◆ **Work task**:
The job is to find each line in the entries holding the string "What" and copy that line.

**** Data shown

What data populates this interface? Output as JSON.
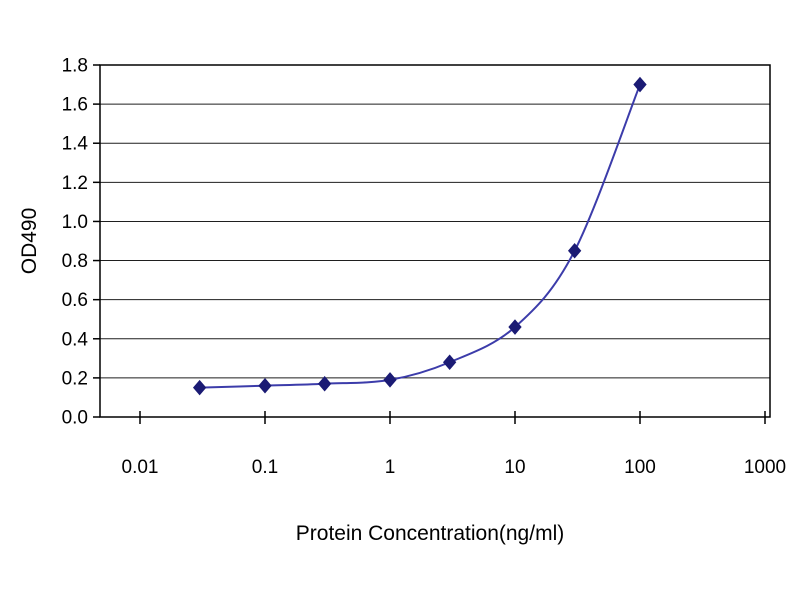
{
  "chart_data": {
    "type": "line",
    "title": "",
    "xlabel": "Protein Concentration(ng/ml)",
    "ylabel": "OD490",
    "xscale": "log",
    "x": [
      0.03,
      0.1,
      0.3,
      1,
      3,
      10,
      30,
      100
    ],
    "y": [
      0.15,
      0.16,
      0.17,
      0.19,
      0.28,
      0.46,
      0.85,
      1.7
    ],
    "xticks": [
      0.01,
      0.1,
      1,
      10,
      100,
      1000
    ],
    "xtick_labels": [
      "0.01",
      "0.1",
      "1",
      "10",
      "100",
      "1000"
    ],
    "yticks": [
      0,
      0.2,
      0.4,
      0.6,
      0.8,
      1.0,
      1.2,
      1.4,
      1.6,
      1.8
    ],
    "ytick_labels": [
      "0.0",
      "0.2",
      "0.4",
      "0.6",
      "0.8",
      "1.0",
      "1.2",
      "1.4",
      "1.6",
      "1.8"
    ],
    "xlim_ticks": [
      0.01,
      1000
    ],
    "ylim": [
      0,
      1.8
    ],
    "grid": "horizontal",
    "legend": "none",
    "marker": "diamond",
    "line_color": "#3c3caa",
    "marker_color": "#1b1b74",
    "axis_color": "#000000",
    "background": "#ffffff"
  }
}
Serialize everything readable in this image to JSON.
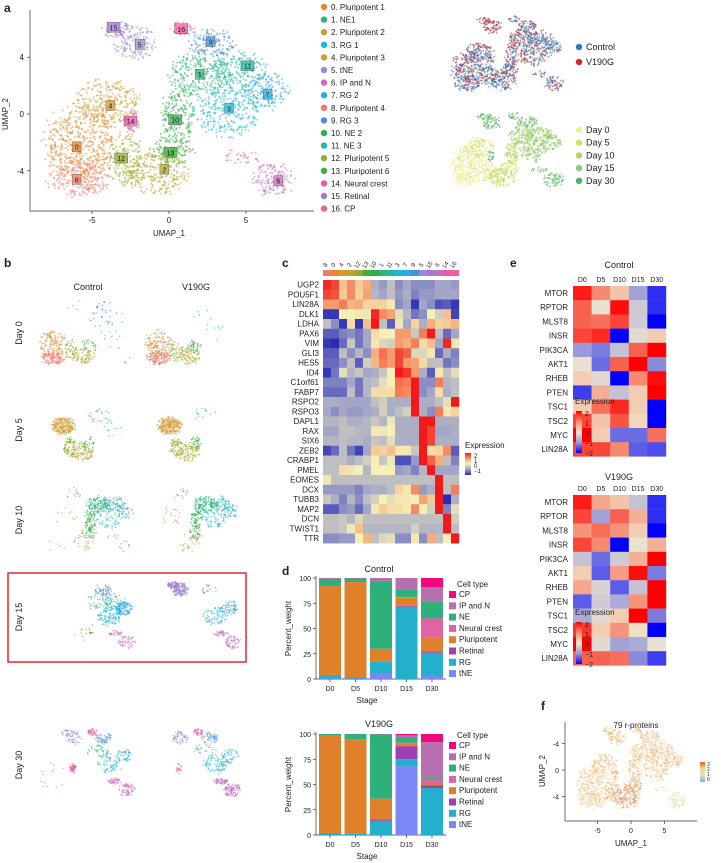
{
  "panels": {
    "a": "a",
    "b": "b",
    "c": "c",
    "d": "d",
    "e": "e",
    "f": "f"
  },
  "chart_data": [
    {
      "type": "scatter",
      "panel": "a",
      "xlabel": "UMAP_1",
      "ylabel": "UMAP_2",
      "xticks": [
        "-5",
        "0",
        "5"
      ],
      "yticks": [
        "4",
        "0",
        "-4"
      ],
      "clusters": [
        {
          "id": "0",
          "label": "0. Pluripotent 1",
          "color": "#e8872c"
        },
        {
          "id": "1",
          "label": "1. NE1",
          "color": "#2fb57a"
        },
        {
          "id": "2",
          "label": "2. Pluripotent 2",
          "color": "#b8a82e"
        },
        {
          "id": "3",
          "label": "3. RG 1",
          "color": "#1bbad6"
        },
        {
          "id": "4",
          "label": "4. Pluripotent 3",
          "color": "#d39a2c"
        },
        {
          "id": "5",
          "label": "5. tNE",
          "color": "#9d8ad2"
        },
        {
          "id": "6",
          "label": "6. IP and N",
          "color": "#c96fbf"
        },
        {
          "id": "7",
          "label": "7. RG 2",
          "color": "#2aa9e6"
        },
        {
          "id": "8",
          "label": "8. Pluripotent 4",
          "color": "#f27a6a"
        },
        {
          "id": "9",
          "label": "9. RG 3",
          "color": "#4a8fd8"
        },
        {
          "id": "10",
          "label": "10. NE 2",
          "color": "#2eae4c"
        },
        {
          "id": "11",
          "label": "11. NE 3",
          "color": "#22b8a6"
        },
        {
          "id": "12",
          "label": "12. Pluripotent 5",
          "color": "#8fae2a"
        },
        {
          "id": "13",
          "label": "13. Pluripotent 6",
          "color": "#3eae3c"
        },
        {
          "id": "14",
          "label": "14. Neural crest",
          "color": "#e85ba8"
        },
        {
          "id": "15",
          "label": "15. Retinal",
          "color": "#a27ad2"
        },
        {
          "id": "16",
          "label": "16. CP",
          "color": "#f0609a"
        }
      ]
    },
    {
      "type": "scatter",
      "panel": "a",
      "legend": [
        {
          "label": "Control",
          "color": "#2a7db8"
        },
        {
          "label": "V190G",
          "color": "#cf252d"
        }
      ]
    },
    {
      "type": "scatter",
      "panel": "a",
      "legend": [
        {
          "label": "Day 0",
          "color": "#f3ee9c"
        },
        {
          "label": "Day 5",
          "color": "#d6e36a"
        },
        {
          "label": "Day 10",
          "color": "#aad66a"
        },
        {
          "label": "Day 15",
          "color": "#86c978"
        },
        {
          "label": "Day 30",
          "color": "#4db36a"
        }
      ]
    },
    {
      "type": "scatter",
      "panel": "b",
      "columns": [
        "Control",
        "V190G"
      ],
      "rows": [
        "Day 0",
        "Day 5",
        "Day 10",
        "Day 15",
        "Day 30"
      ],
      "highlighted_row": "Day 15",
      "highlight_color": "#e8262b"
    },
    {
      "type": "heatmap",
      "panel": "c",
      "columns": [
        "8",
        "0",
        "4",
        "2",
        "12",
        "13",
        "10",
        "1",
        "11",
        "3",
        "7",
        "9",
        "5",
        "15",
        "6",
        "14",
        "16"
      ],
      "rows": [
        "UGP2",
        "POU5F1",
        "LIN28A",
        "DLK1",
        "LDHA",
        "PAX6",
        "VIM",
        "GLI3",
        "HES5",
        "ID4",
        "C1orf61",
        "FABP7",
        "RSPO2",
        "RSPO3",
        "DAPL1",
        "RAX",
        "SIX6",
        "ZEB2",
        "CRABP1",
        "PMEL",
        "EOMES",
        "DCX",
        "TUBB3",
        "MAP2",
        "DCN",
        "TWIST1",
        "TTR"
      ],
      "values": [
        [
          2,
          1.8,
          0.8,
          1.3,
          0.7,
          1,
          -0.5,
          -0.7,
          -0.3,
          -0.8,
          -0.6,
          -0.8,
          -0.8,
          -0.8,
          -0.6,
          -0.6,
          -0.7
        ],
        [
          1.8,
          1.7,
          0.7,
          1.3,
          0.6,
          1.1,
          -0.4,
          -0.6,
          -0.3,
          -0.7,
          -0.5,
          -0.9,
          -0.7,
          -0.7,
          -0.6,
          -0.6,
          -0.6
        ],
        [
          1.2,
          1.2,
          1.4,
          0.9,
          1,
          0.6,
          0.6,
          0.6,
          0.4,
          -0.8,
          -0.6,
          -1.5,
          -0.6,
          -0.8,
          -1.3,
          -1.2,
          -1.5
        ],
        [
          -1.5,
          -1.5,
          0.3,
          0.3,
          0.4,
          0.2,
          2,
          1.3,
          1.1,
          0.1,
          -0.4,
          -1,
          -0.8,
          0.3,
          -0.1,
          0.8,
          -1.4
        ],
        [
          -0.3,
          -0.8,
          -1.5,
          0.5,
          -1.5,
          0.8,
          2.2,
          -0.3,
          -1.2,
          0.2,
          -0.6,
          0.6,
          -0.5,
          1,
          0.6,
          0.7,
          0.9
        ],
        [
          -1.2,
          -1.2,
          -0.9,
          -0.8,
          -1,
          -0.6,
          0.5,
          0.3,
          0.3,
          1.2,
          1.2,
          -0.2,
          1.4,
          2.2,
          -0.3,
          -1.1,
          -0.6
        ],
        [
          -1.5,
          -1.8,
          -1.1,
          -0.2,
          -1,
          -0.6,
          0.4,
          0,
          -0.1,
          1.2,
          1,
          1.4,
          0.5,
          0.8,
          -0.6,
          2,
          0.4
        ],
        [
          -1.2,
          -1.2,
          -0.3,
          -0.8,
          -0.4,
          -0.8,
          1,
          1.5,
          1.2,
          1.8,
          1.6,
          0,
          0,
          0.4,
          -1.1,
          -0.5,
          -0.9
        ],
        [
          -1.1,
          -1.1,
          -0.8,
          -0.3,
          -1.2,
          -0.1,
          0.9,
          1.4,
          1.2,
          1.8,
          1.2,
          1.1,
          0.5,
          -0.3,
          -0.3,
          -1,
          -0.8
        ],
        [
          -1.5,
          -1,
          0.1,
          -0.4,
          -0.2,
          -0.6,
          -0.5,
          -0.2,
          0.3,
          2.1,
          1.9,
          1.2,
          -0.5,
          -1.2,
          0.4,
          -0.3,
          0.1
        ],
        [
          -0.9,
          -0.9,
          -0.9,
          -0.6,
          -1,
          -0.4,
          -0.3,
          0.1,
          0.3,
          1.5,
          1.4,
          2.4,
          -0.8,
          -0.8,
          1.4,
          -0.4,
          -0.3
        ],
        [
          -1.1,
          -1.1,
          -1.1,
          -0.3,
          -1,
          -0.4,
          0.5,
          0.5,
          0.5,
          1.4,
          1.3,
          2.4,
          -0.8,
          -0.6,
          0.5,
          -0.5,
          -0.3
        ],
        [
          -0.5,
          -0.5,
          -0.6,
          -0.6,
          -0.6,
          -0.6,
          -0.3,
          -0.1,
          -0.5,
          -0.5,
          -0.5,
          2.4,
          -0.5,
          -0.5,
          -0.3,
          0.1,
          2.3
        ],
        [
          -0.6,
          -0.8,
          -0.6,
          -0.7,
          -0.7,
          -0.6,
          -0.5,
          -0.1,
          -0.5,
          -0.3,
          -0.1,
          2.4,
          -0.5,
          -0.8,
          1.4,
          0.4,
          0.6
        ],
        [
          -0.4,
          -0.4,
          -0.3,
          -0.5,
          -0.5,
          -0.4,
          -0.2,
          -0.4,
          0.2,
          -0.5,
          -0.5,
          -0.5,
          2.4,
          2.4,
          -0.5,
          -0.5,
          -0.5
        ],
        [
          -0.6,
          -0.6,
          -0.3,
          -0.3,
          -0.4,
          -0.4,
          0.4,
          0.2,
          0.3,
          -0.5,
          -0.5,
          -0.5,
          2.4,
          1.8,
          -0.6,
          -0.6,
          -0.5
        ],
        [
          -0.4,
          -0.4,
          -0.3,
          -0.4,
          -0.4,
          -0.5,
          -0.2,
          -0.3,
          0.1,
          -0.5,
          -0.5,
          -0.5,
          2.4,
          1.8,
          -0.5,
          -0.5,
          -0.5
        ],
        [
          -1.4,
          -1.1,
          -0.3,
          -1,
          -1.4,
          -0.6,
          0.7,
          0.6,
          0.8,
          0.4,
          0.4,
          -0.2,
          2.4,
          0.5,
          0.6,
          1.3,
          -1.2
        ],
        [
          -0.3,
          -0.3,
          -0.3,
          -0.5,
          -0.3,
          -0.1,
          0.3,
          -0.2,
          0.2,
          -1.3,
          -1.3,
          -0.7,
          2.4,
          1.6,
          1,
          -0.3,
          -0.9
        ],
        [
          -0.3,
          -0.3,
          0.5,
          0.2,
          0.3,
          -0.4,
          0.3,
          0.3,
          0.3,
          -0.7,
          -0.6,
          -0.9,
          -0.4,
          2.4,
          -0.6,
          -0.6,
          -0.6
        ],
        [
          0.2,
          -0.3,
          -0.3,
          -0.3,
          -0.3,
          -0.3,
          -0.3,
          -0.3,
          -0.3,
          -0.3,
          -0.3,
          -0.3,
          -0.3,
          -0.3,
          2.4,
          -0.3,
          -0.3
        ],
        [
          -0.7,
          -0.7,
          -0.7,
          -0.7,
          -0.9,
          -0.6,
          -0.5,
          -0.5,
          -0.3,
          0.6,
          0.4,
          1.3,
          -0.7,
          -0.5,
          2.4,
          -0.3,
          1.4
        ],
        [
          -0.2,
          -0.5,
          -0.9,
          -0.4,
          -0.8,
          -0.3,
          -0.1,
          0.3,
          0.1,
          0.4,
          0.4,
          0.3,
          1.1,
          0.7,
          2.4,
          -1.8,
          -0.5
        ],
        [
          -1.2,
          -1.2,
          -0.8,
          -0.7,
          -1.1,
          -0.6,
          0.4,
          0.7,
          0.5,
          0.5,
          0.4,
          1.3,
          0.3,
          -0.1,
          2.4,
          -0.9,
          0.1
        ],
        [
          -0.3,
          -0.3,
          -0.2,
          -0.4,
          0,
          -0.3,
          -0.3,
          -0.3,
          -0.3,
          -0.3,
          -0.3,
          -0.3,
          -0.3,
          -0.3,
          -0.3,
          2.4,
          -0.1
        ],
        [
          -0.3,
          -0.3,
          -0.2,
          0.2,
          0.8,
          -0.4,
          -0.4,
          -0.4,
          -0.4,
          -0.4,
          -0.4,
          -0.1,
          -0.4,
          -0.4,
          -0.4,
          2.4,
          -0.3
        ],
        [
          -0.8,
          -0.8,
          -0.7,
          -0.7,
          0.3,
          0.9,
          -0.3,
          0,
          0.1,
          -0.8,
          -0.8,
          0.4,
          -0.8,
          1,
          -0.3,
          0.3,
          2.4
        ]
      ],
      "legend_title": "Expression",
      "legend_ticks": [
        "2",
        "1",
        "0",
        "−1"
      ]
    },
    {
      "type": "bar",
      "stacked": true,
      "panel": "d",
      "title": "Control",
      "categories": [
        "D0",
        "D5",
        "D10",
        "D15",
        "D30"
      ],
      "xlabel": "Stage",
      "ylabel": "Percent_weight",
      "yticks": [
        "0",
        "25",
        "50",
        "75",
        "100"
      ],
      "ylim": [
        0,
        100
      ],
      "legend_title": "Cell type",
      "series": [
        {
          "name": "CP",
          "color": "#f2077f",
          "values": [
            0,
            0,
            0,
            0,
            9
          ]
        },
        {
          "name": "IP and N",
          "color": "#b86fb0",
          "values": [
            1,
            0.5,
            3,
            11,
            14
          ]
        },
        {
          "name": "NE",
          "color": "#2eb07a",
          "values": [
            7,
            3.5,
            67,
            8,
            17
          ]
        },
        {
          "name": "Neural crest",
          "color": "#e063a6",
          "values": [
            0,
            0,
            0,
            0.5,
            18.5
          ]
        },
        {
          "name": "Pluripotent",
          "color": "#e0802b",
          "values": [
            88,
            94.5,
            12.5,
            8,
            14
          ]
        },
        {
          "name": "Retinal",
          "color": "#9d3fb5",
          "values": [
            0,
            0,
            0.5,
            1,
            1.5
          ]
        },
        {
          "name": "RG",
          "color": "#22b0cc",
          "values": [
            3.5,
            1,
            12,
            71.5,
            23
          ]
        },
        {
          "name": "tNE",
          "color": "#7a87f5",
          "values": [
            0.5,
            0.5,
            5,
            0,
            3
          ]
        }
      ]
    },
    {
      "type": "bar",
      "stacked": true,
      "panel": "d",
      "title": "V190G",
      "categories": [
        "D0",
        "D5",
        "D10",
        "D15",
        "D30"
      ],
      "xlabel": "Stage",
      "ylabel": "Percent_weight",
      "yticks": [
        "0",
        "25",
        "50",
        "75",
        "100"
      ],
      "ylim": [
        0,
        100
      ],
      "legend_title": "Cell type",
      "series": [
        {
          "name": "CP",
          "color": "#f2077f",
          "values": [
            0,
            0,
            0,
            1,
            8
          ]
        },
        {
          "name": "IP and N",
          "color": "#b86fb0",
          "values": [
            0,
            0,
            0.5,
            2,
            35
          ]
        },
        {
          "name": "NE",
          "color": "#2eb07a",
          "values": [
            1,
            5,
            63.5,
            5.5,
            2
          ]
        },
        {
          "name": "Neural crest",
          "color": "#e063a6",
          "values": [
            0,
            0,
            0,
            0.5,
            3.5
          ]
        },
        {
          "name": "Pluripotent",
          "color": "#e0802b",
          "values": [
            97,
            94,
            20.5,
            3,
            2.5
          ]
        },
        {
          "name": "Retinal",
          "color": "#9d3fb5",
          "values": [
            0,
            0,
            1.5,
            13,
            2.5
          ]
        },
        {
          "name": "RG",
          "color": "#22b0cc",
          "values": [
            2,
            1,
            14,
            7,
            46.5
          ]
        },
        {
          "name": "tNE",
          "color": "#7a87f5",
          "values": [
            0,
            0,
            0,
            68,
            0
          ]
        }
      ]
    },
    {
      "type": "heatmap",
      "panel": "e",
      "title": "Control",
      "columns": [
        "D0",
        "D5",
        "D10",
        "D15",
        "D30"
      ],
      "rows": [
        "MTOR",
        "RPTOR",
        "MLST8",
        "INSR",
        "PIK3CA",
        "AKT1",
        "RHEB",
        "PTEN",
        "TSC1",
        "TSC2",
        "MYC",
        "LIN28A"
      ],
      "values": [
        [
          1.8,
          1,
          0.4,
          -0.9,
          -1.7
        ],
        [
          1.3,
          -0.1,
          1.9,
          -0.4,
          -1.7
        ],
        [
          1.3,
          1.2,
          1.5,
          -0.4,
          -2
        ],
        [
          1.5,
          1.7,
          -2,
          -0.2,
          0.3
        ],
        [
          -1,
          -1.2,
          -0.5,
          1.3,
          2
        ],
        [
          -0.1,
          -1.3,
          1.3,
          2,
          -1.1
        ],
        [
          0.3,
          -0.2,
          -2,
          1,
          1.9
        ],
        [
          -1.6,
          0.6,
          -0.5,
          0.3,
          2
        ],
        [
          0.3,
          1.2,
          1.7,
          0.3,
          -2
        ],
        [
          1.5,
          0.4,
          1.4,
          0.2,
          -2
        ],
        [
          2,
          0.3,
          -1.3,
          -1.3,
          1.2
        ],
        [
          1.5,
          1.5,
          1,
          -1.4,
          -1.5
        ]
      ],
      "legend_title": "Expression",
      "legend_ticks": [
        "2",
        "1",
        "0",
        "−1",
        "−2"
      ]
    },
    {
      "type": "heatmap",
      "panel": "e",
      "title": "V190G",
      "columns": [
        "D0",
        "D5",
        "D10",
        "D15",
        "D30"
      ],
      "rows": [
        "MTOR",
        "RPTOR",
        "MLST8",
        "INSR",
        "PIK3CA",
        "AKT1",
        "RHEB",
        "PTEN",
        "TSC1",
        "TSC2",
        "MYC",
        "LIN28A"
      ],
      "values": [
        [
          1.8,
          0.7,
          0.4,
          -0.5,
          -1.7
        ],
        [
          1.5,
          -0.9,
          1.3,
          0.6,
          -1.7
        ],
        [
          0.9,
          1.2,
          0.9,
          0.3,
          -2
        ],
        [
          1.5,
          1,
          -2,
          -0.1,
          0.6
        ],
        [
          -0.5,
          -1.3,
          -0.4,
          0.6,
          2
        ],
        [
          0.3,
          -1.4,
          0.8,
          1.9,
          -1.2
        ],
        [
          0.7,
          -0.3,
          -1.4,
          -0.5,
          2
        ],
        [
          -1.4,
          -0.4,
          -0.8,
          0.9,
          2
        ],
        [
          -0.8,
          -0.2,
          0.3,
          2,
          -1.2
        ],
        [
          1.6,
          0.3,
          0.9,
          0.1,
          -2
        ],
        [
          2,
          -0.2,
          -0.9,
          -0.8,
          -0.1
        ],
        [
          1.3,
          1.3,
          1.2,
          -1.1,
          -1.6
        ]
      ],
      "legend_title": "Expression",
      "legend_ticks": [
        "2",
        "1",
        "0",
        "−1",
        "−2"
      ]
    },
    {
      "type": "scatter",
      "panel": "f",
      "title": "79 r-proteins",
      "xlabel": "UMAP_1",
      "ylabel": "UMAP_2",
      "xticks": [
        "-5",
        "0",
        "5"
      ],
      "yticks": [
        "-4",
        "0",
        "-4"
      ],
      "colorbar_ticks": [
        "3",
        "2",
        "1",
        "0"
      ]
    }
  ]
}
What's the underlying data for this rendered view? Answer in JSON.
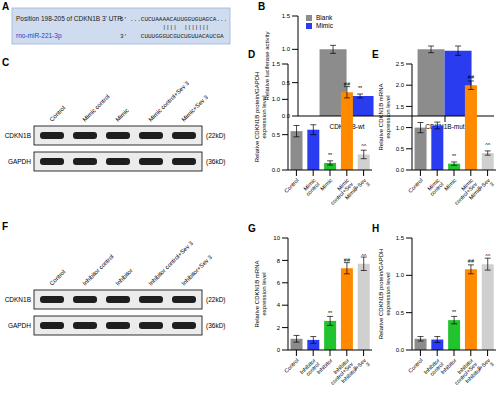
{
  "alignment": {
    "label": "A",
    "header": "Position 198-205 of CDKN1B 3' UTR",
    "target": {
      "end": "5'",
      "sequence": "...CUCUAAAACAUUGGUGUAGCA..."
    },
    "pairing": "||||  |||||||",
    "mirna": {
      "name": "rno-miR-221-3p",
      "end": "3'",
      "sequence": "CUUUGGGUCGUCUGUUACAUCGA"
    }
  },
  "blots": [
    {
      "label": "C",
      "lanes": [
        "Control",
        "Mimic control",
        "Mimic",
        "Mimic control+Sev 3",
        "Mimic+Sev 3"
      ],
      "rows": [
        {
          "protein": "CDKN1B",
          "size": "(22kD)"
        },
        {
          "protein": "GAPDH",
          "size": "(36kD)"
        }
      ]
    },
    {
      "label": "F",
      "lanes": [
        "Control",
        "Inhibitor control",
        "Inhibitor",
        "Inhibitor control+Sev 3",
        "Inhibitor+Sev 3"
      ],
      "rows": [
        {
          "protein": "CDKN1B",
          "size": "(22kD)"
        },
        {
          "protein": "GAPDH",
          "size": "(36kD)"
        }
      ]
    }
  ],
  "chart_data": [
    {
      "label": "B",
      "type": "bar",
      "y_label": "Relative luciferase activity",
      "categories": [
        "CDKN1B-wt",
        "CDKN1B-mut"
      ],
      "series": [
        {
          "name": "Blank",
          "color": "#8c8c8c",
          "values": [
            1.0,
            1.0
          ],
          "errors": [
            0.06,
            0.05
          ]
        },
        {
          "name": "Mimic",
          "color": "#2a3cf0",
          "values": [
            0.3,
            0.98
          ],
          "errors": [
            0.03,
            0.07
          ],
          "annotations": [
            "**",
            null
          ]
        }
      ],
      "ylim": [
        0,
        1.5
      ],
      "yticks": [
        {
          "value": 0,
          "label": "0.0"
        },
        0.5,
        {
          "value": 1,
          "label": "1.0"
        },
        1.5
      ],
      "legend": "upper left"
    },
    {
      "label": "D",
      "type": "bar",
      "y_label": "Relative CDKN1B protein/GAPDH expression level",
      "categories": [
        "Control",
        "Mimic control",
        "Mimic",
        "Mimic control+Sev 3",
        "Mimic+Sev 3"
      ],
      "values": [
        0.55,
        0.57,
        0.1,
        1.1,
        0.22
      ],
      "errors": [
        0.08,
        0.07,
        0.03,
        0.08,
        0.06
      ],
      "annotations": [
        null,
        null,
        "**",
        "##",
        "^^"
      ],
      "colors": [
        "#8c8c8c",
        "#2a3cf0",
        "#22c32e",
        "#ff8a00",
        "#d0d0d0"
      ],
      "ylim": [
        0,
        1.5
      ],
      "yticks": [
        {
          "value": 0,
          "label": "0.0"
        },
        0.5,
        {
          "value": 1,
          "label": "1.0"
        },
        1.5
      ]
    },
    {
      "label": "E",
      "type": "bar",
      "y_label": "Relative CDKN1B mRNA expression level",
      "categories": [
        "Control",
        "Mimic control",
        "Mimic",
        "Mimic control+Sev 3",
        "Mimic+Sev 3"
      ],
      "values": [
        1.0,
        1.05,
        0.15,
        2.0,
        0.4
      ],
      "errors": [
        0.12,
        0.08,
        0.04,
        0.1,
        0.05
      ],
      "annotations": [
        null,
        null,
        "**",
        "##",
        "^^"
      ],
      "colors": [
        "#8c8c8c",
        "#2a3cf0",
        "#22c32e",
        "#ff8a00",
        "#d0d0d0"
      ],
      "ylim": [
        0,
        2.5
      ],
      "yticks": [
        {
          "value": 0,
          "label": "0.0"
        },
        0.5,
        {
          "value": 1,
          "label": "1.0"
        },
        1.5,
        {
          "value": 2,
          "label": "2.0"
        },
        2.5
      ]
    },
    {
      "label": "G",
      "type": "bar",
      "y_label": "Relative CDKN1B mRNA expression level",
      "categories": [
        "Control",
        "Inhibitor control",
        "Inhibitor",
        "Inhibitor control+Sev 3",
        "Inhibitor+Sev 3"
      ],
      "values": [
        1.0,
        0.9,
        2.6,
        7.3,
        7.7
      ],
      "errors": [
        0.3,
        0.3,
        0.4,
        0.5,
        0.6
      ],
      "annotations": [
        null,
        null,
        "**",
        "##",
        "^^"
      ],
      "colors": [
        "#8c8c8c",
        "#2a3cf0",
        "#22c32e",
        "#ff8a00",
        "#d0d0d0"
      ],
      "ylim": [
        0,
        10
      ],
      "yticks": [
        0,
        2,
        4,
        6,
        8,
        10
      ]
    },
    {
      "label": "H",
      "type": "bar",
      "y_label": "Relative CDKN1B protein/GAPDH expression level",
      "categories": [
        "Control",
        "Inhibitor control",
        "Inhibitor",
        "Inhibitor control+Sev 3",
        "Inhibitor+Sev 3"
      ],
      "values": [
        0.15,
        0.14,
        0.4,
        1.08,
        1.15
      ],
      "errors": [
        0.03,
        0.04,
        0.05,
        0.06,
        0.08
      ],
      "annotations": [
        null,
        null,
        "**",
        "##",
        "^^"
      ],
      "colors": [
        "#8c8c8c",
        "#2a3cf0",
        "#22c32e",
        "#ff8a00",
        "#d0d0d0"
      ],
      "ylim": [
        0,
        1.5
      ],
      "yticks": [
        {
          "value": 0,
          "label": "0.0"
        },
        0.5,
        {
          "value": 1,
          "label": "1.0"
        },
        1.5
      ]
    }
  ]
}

********

◆ **Response for this exercise**:
What data populates this interface? Output as JSON.
What's the underlying data for this rendered view? Answer in JSON.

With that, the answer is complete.